▶ _Task brief_: Copy, in full, each line of the material that holds the word "designer".

─── Given records

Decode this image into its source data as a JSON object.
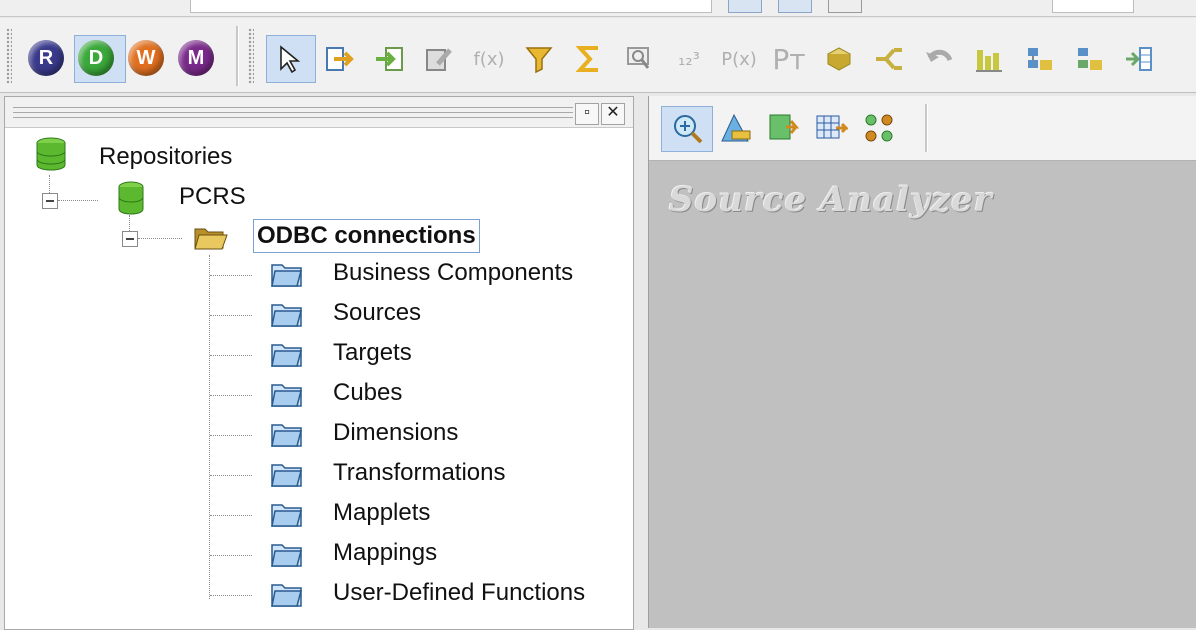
{
  "colors": {
    "r_button": "#3a3a8c",
    "d_button": "#3aa83a",
    "w_button": "#e07020",
    "m_button": "#7a2a8a",
    "workspace_bg": "#c0c0c0",
    "selection_border": "#7aa0d4"
  },
  "clients": [
    {
      "letter": "R",
      "name": "repository-manager-button",
      "color": "#3a3a8c"
    },
    {
      "letter": "D",
      "name": "designer-button",
      "color": "#3aa83a",
      "selected": true
    },
    {
      "letter": "W",
      "name": "workflow-manager-button",
      "color": "#e07020"
    },
    {
      "letter": "M",
      "name": "monitor-button",
      "color": "#7a2a8a"
    }
  ],
  "toolbar_tools": [
    {
      "name": "pointer-tool",
      "icon": "arrow-pointer-icon",
      "glyph": ""
    },
    {
      "name": "export-tool",
      "icon": "export-icon",
      "glyph": ""
    },
    {
      "name": "import-tool",
      "icon": "import-icon",
      "glyph": ""
    },
    {
      "name": "edit-tool",
      "icon": "edit-icon",
      "glyph": ""
    },
    {
      "name": "function-tool",
      "icon": "function-icon",
      "glyph": "f(x)"
    },
    {
      "name": "filter-tool",
      "icon": "filter-icon",
      "glyph": ""
    },
    {
      "name": "sum-tool",
      "icon": "sigma-icon",
      "glyph": "Σ"
    },
    {
      "name": "lookup-tool",
      "icon": "lookup-icon",
      "glyph": ""
    },
    {
      "name": "sequence-tool",
      "icon": "sequence-icon",
      "glyph": "₁₂³"
    },
    {
      "name": "parameter-tool",
      "icon": "parameter-icon",
      "glyph": "P(x)"
    },
    {
      "name": "parameter-transform-tool",
      "icon": "transform-icon",
      "glyph": "Pᴛ"
    },
    {
      "name": "joiner-tool",
      "icon": "joiner-icon",
      "glyph": ""
    },
    {
      "name": "router-tool",
      "icon": "router-icon",
      "glyph": ""
    },
    {
      "name": "undo-tool",
      "icon": "undo-icon",
      "glyph": ""
    },
    {
      "name": "aggregator-tool",
      "icon": "bar-chart-icon",
      "glyph": ""
    },
    {
      "name": "rank-tool",
      "icon": "rank-icon",
      "glyph": ""
    },
    {
      "name": "sorter-tool",
      "icon": "sorter-icon",
      "glyph": ""
    },
    {
      "name": "union-tool",
      "icon": "union-icon",
      "glyph": ""
    }
  ],
  "navigator": {
    "root": "Repositories",
    "repository": "PCRS",
    "folder": "ODBC connections",
    "nodes": [
      "Business Components",
      "Sources",
      "Targets",
      "Cubes",
      "Dimensions",
      "Transformations",
      "Mapplets",
      "Mappings",
      "User-Defined Functions"
    ]
  },
  "pane_controls": {
    "restore": "▫",
    "close": "✕"
  },
  "workspace": {
    "title": "Source Analyzer",
    "tools": [
      "source-analyzer-icon",
      "target-designer-icon",
      "transformation-developer-icon",
      "mapplet-designer-icon",
      "mapping-designer-icon"
    ]
  }
}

──────

▶ _Solution to the exercise_:
      "name": "designer-button",
      "target-designer-icon",
      "mapplet-designer-icon",
      "mapping-designer-icon"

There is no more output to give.